Actions to take>
[1] For each statement about the text on vintage shank buttons, answer yes or no, quoting the words of the text that settle it: (a) Shank buttons are better than sew-through buttons. (b) Sew-through buttons can be sewn by machine. (c) Heavy coats and blazers carry shanks of 12–18 mm.
[2] Edit the text on vintage shank buttons by writing out the part from "Not better —" up to and including "and hard-wearing garments.", with "shirts" changed to "blouses".
[3] Answer these questions from the text on vintage shank buttons.
(a) How many shank designs are in stock at any moment?
(b) How many times should the thread pass through the shank loop and fabric?
(c) What is the smallest size the shank buttons run to?

With more than a thousand shank designs in stock at any moment, this is the largest single category in the world's largest vintage button archive. Shank construction — a metal or nylon loop on the back of the button — is what separates tailored garments from everyday ones: the thread hides behind the button, the face stays uninterrupted, and the button sits slightly proud of the fabric so it catches light. Nearly every blazer crest, art deco showpiece and jewelled evening button ever made is a shank for exactly that reason.

How to choose: match the shank to the fabric weight. Heavy coats and blazers carry large metal shanks (20–36 mm) with pride; cardigans and dresses want lighter nylon or smaller metal designs (12–18 mm). Sewing tip — always use a thread shank extension on thick fabrics: wrap the thread a few turns between button and fabric before tying off, so the buttonhole side has room to sit flat.

Start narrow if a thousand options is too many: crests for blazers, art deco statements, or everything gold.

Vintage Shank Buttons — Questions, Answered

What is a shank button?

A button with a loop on the back instead of holes through the face. You sew through the loop, so no thread shows on the front — which is why decorated and metal buttons are almost always shanks.

How do I sew on a shank button?

Anchor your thread on the fabric, pass through the shank loop and fabric six to eight times, then wind the thread a few turns around the stitches between button and fabric before knotting. That thread wrap gives thick fabrics room to close without straining.

Are shank buttons better than sew-through buttons?

Not better — different jobs. Shanks suit coats, blazers and decorative closures because they hide the thread and sit proud of the fabric. Sew-throughs (2-hole and 4-hole) are flatter, machine-sewable and better for shirts and hard-wearing garments.

What sizes do vintage shank buttons come in?

Ours run from about 9 mm collar-size buttons to 40 mm statement pieces. Every listing shows the exact millimetre size, and many packs include the same design in two or three sizes for fronts and cuffs.

Record extracts>
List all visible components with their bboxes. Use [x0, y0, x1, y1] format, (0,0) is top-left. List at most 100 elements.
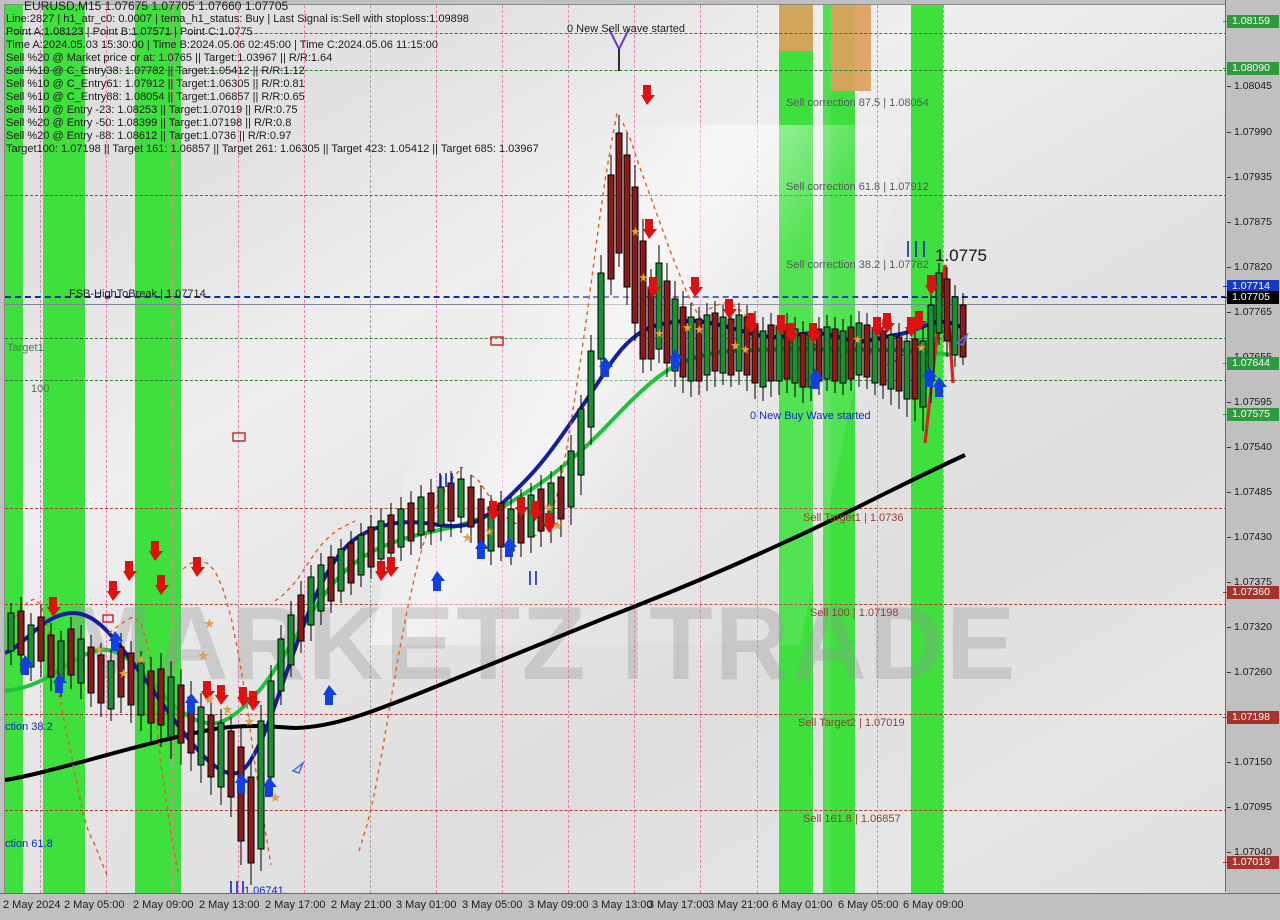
price-tick: 1.07595 — [1226, 396, 1280, 409]
tick-dash-icon — [1223, 286, 1228, 287]
highlight-band — [911, 5, 943, 893]
price-tick: 1.07990 — [1226, 126, 1280, 139]
price-tick: 1.07150 — [1226, 756, 1280, 769]
time-tick-label: 2 May 13:00 — [199, 899, 260, 911]
price-scale[interactable]: 1.08159 1.08090 1.08045 1.07990 1.07935 1.078… — [1223, 0, 1280, 892]
tick-dash-icon — [1227, 222, 1231, 223]
grid-line-vertical — [40, 5, 41, 893]
price-label-highlight[interactable]: 1.07019 — [1223, 856, 1279, 869]
plot-label: Sell 100 | 1.07198 — [810, 607, 899, 619]
info-line: Time A:2024.05.03 15:30:00 | Time B:2024… — [6, 39, 438, 51]
time-tick-label: 2 May 2024 — [3, 899, 61, 911]
tick-dash-icon — [1227, 582, 1231, 583]
price-tick: 1.07430 — [1226, 531, 1280, 544]
price-tick: 1.07375 — [1226, 576, 1280, 589]
price-series-overlay — [5, 28, 969, 893]
plot-label: 1.0775 — [935, 246, 987, 265]
price-label-highlight[interactable]: 1.07644 — [1223, 357, 1279, 370]
tick-dash-icon — [1227, 132, 1231, 133]
plot-label: FSB-HighToBreak | 1.07714 — [69, 288, 206, 300]
info-lines: Line:2827 | h1_atr_c0: 0.0007 | tema_h1_… — [0, 13, 1222, 156]
plot-label: Sell Target2 | 1.07019 — [798, 717, 905, 729]
level-line-sell-target2 — [5, 714, 1227, 715]
tick-dash-icon — [1227, 177, 1231, 178]
tick-dash-icon — [1223, 363, 1228, 364]
plot-label: ction 38.2 — [5, 721, 53, 733]
price-label-highlight[interactable]: 1.08159 — [1223, 15, 1279, 28]
tick-dash-icon — [1227, 402, 1231, 403]
time-tick-label: 3 May 01:00 — [396, 899, 457, 911]
tick-dash-icon — [1223, 592, 1228, 593]
plot-label: Sell correction 38.2 | 1.07782 — [786, 259, 929, 271]
highlight-band-orange — [779, 5, 813, 51]
time-tick-label: 3 May 17:00 — [648, 899, 709, 911]
grid-line-vertical — [304, 5, 305, 893]
price-tick: 1.07935 — [1226, 171, 1280, 184]
info-line: Sell %10 @ Entry -23: 1.08253 || Target:… — [6, 104, 298, 116]
plot-label: Sell correction 87.5 | 1.08054 — [786, 97, 929, 109]
plot-label: 1.06741 — [244, 885, 284, 893]
tick-dash-icon — [1223, 68, 1228, 69]
plot-label: 100 — [31, 383, 50, 395]
chart-plot-area[interactable]: MARKETZ ITRADE — [4, 4, 1227, 893]
tick-dash-icon — [1227, 447, 1231, 448]
plot-label: Sell 161.8 | 1.06857 — [803, 813, 901, 825]
info-line: Sell %10 @ C_Entry38: 1.07782 || Target:… — [6, 65, 305, 77]
time-tick-label: 3 May 09:00 — [528, 899, 589, 911]
price-tick: 1.07875 — [1226, 216, 1280, 229]
price-tick: 1.07040 — [1226, 846, 1280, 859]
info-line: Point A:1.08123 | Point B:1.07571 | Poin… — [6, 26, 253, 38]
price-tick: 1.07820 — [1226, 261, 1280, 274]
grid-line-vertical — [172, 5, 173, 893]
tick-dash-icon — [1223, 414, 1228, 415]
grid-line-vertical — [943, 5, 944, 893]
tick-dash-icon — [1223, 297, 1228, 298]
plot-label: Target1 — [7, 342, 44, 354]
level-line-sell-correction-875 — [5, 33, 1227, 34]
time-tick-label: 2 May 17:00 — [265, 899, 326, 911]
highlight-band — [15, 5, 23, 893]
price-tick: 1.07320 — [1226, 621, 1280, 634]
tick-dash-icon — [1227, 672, 1231, 673]
price-tick: 1.07095 — [1226, 801, 1280, 814]
price-tick: 1.07540 — [1226, 441, 1280, 454]
star-markers — [94, 226, 927, 803]
highlight-band-orange — [831, 5, 871, 91]
time-tick-label: 2 May 21:00 — [331, 899, 392, 911]
time-tick-label: 3 May 21:00 — [708, 899, 769, 911]
price-label-highlight[interactable]: 1.07575 — [1223, 408, 1279, 421]
price-label-highlight[interactable]: 1.07360 — [1223, 586, 1279, 599]
grid-line-vertical — [370, 5, 371, 893]
plot-label: Sell Target1 | 1.0736 — [803, 512, 904, 524]
tick-dash-icon — [1227, 852, 1231, 853]
tick-dash-icon — [1227, 86, 1231, 87]
tick-dash-icon — [1227, 537, 1231, 538]
info-line: Sell %20 @ Entry -50: 1.08399 || Target:… — [6, 117, 292, 129]
price-label-highlight[interactable]: 1.07714 — [1223, 280, 1279, 293]
level-line-sell-1618 — [5, 810, 1227, 811]
tick-dash-icon — [1227, 807, 1231, 808]
time-scale[interactable]: 2 May 2024 2 May 05:00 2 May 09:00 2 May 13… — [0, 893, 1280, 920]
info-line: Sell %20 @ Market price or at: 1.0765 ||… — [6, 52, 333, 64]
sell-signal-arrows — [47, 85, 939, 711]
price-tick: 1.07260 — [1226, 666, 1280, 679]
plot-label: Sell correction 61.8 | 1.07912 — [786, 181, 929, 193]
price-label-highlight[interactable]: 1.07705 — [1223, 291, 1279, 304]
tick-dash-icon — [1227, 267, 1231, 268]
grid-line-vertical — [106, 5, 107, 893]
tick-dash-icon — [1227, 627, 1231, 628]
tick-dash-icon — [1223, 717, 1228, 718]
time-tick-label: 2 May 05:00 — [64, 899, 125, 911]
time-tick-label: 3 May 13:00 — [592, 899, 653, 911]
info-line: Sell %10 @ C_Entry61: 1.07912 || Target:… — [6, 78, 305, 90]
info-line: Target100: 1.07198 || Target 161: 1.0685… — [6, 143, 539, 155]
price-label-highlight[interactable]: 1.08090 — [1223, 62, 1279, 75]
price-label-highlight[interactable]: 1.07198 — [1223, 711, 1279, 724]
tick-dash-icon — [1223, 862, 1228, 863]
info-line: Sell %10 @ C_Entry88: 1.08054 || Target:… — [6, 91, 305, 103]
buy-signal-arrows — [19, 349, 947, 797]
tick-dash-icon — [1227, 762, 1231, 763]
grid-line-vertical — [238, 5, 239, 893]
tick-dash-icon — [1227, 492, 1231, 493]
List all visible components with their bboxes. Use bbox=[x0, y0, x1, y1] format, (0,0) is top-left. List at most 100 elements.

Answers to the problems>
[1]
(a) No: "Not better — different jobs."
(b) Yes: "Sew-throughs (2-hole and 4-hole) are flatter, machine-sewable"
(c) No: "Heavy coats and blazers carry large metal shanks (20–36 mm)"

[2]
Not better — different jobs. Shanks suit coats, blazers and decorative closures because they hide the thread and sit proud of the fabric. Sew-throughs (2-hole and 4-hole) are flatter, machine-sewable and better for blouses and hard-wearing garments.

[3]
(a) More than a thousand.
(b) Six to eight times.
(c) About 9 mm (collar-size buttons).